====== DATA TO USE ======

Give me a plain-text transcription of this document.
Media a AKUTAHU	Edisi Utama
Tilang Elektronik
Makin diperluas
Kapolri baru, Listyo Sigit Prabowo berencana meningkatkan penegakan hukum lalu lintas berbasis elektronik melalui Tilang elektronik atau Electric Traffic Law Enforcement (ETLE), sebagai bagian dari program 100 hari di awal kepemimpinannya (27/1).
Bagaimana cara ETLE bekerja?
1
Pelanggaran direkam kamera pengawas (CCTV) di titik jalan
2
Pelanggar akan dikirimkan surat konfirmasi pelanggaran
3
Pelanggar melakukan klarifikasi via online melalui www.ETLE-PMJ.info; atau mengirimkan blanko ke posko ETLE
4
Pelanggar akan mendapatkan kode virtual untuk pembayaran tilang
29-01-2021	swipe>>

======

▶ _AIM OF THE EXERCISE_
Pick out every line above that holds the word "melalui" and copy it.

▶ _WRITTEN REPLY_
Kapolri baru, Listyo Sigit Prabowo berencana meningkatkan penegakan hukum lalu lintas berbasis elektronik melalui Tilang elektronik atau Electric Traffic Law Enforcement (ETLE), sebagai bagian dari program 100 hari di awal kepemimpinannya (27/1).
Pelanggar melakukan klarifikasi via online melalui www.ETLE-PMJ.info; atau mengirimkan blanko ke posko ETLE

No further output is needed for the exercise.